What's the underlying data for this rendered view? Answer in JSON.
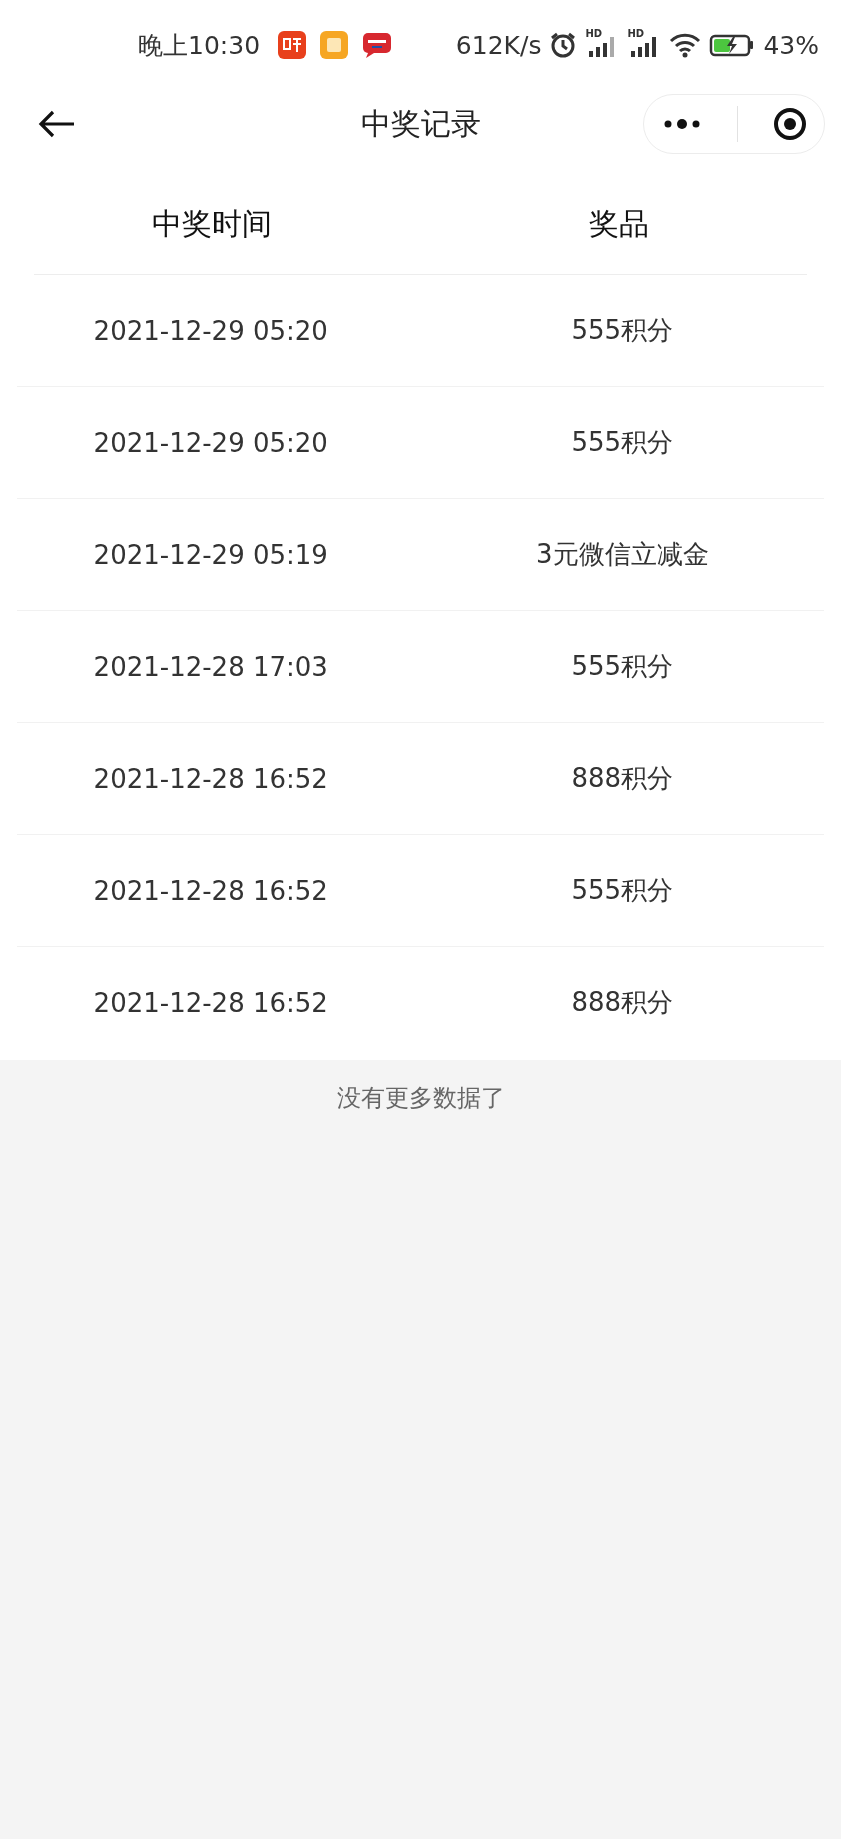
{
  "status_bar": {
    "time": "晚上10:30",
    "network_speed": "612K/s",
    "battery": "43%",
    "signals": [
      {
        "label": "HD"
      },
      {
        "label": "HD"
      }
    ]
  },
  "nav_bar": {
    "title": "中奖记录"
  },
  "table": {
    "columns": [
      "中奖时间",
      "奖品"
    ],
    "rows": [
      {
        "time": "2021-12-29 05:20",
        "prize": "555积分"
      },
      {
        "time": "2021-12-29 05:20",
        "prize": "555积分"
      },
      {
        "time": "2021-12-29 05:19",
        "prize": "3元微信立减金"
      },
      {
        "time": "2021-12-28 17:03",
        "prize": "555积分"
      },
      {
        "time": "2021-12-28 16:52",
        "prize": "888积分"
      },
      {
        "time": "2021-12-28 16:52",
        "prize": "555积分"
      },
      {
        "time": "2021-12-28 16:52",
        "prize": "888积分"
      }
    ]
  },
  "footer_note": "没有更多数据了"
}
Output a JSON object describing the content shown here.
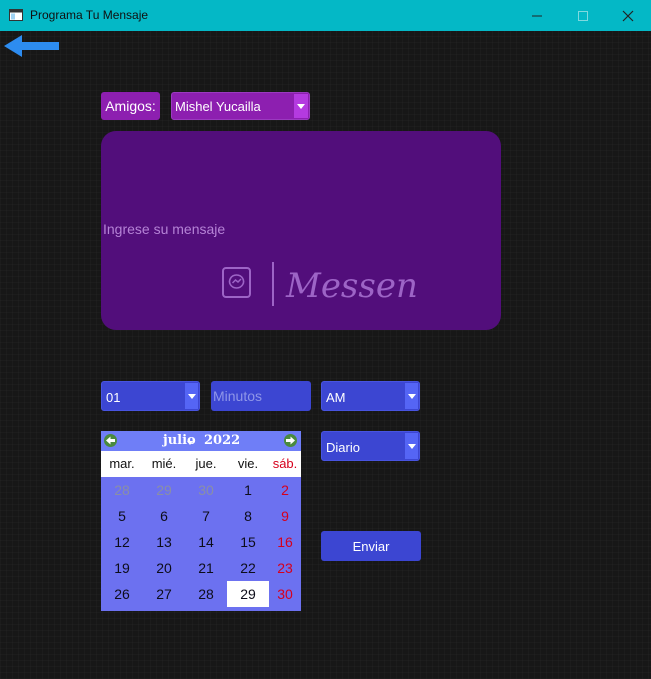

▶ WORK TO BE COMPLETED:
Copy all the records above exactly, but leave out the pictures.

▶ WORKED ANSWER:
What's the underlying data for this rendered view? Answer in JSON.
{
  "status_bar": {
    "time": "晚上10:30",
    "network_speed": "612K/s",
    "battery": "43%",
    "signals": [
      {
        "label": "HD"
      },
      {
        "label": "HD"
      }
    ]
  },
  "nav_bar": {
    "title": "中奖记录"
  },
  "table": {
    "columns": [
      "中奖时间",
      "奖品"
    ],
    "rows": [
      {
        "time": "2021-12-29 05:20",
        "prize": "555积分"
      },
      {
        "time": "2021-12-29 05:20",
        "prize": "555积分"
      },
      {
        "time": "2021-12-29 05:19",
        "prize": "3元微信立减金"
      },
      {
        "time": "2021-12-28 17:03",
        "prize": "555积分"
      },
      {
        "time": "2021-12-28 16:52",
        "prize": "888积分"
      },
      {
        "time": "2021-12-28 16:52",
        "prize": "555积分"
      },
      {
        "time": "2021-12-28 16:52",
        "prize": "888积分"
      }
    ]
  },
  "footer_note": "没有更多数据了"
}
Output a JSON object describing the content shown here.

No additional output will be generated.